→ WHAT IS ASKED: Each line of the listing must be transcribed exactly, except for the images, which should be excluded.

→ ROWS:
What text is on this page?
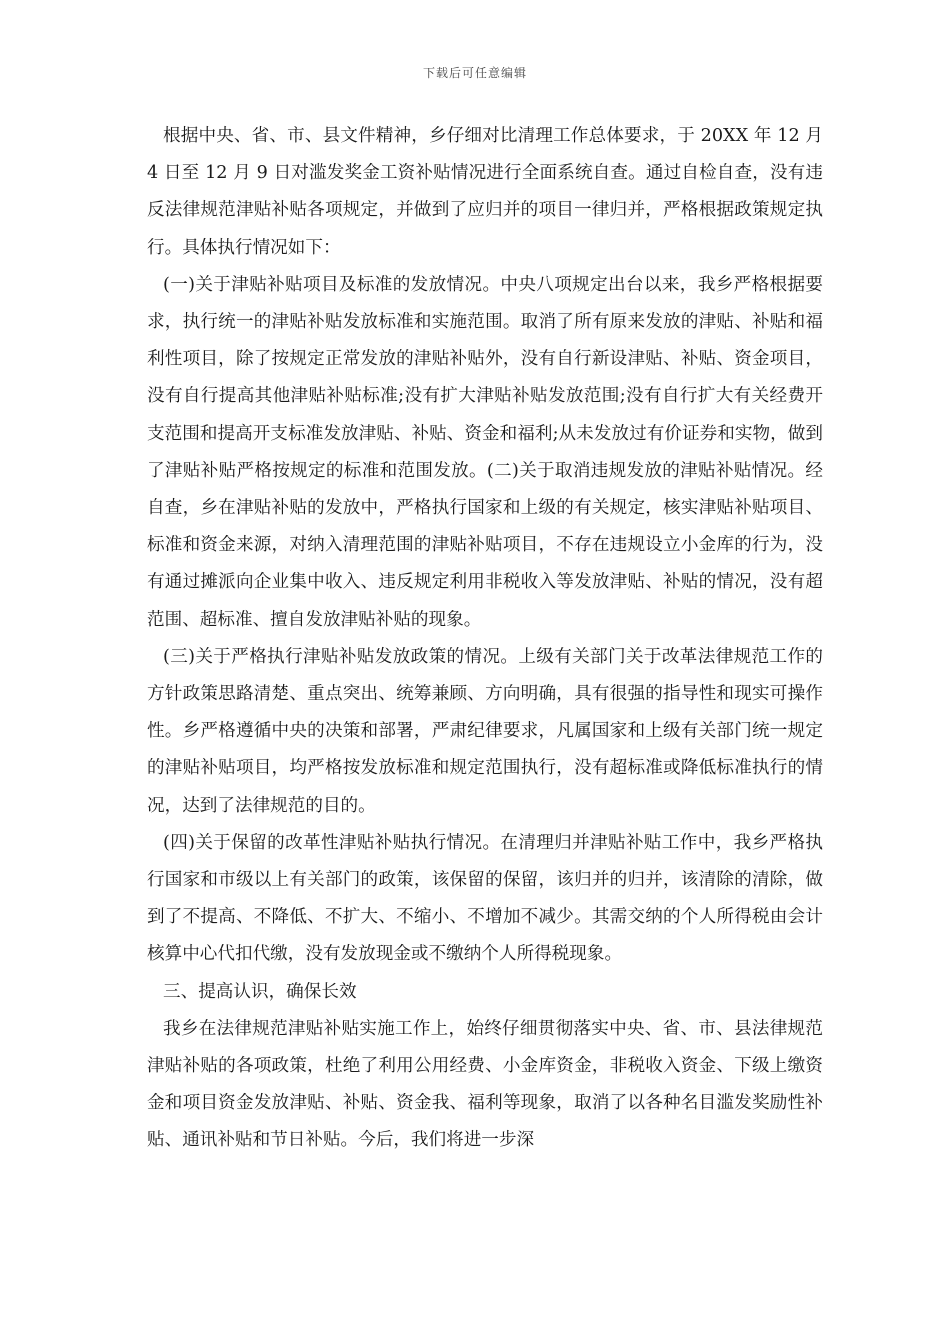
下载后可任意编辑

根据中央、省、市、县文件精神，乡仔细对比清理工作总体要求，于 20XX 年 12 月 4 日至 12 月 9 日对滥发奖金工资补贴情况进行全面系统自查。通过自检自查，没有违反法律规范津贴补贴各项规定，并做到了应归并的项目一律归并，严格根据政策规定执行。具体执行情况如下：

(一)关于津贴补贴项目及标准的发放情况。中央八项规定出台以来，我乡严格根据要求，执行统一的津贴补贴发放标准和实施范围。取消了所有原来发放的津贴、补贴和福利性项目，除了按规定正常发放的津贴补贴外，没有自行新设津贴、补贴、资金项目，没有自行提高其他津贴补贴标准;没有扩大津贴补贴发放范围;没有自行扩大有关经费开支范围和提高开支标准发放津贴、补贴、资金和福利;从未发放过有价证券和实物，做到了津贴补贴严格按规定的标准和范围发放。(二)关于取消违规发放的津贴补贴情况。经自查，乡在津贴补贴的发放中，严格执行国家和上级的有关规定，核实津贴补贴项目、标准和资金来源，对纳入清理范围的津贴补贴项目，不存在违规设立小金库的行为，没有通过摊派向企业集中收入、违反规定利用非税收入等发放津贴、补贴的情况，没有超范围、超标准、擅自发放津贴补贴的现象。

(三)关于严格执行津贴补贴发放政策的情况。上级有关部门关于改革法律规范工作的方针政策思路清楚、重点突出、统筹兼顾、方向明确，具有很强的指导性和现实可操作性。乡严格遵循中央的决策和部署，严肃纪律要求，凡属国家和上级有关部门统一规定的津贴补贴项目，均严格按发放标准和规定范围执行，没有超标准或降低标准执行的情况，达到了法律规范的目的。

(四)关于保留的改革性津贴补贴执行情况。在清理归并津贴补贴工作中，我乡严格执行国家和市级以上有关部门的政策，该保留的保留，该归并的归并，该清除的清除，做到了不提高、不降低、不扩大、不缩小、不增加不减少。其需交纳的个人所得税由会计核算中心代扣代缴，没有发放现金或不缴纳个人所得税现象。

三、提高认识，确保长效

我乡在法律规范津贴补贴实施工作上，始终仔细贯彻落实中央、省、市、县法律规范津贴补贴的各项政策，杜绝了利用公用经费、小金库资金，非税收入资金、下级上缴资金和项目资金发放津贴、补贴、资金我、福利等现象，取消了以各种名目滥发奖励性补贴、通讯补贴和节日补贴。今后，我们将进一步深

→ ANSWER TO THE EXERCISE:
What text is on this page?
下载后可任意编辑

根据中央、省、市、县文件精神，乡仔细对比清理工作总体要求，于 20XX 年 12 月 4 日至 12 月 9 日对滥发奖金工资补贴情况进行全面系统自查。通过自检自查，没有违反法律规范津贴补贴各项规定，并做到了应归并的项目一律归并，严格根据政策规定执行。具体执行情况如下：

(一)关于津贴补贴项目及标准的发放情况。中央八项规定出台以来，我乡严格根据要求，执行统一的津贴补贴发放标准和实施范围。取消了所有原来发放的津贴、补贴和福利性项目，除了按规定正常发放的津贴补贴外，没有自行新设津贴、补贴、资金项目，没有自行提高其他津贴补贴标准;没有扩大津贴补贴发放范围;没有自行扩大有关经费开支范围和提高开支标准发放津贴、补贴、资金和福利;从未发放过有价证券和实物，做到了津贴补贴严格按规定的标准和范围发放。(二)关于取消违规发放的津贴补贴情况。经自查，乡在津贴补贴的发放中，严格执行国家和上级的有关规定，核实津贴补贴项目、标准和资金来源，对纳入清理范围的津贴补贴项目，不存在违规设立小金库的行为，没有通过摊派向企业集中收入、违反规定利用非税收入等发放津贴、补贴的情况，没有超范围、超标准、擅自发放津贴补贴的现象。

(三)关于严格执行津贴补贴发放政策的情况。上级有关部门关于改革法律规范工作的方针政策思路清楚、重点突出、统筹兼顾、方向明确，具有很强的指导性和现实可操作性。乡严格遵循中央的决策和部署，严肃纪律要求，凡属国家和上级有关部门统一规定的津贴补贴项目，均严格按发放标准和规定范围执行，没有超标准或降低标准执行的情况，达到了法律规范的目的。

(四)关于保留的改革性津贴补贴执行情况。在清理归并津贴补贴工作中，我乡严格执行国家和市级以上有关部门的政策，该保留的保留，该归并的归并，该清除的清除，做到了不提高、不降低、不扩大、不缩小、不增加不减少。其需交纳的个人所得税由会计核算中心代扣代缴，没有发放现金或不缴纳个人所得税现象。

三、提高认识，确保长效

我乡在法律规范津贴补贴实施工作上，始终仔细贯彻落实中央、省、市、县法律规范津贴补贴的各项政策，杜绝了利用公用经费、小金库资金，非税收入资金、下级上缴资金和项目资金发放津贴、补贴、资金我、福利等现象，取消了以各种名目滥发奖励性补贴、通讯补贴和节日补贴。今后，我们将进一步深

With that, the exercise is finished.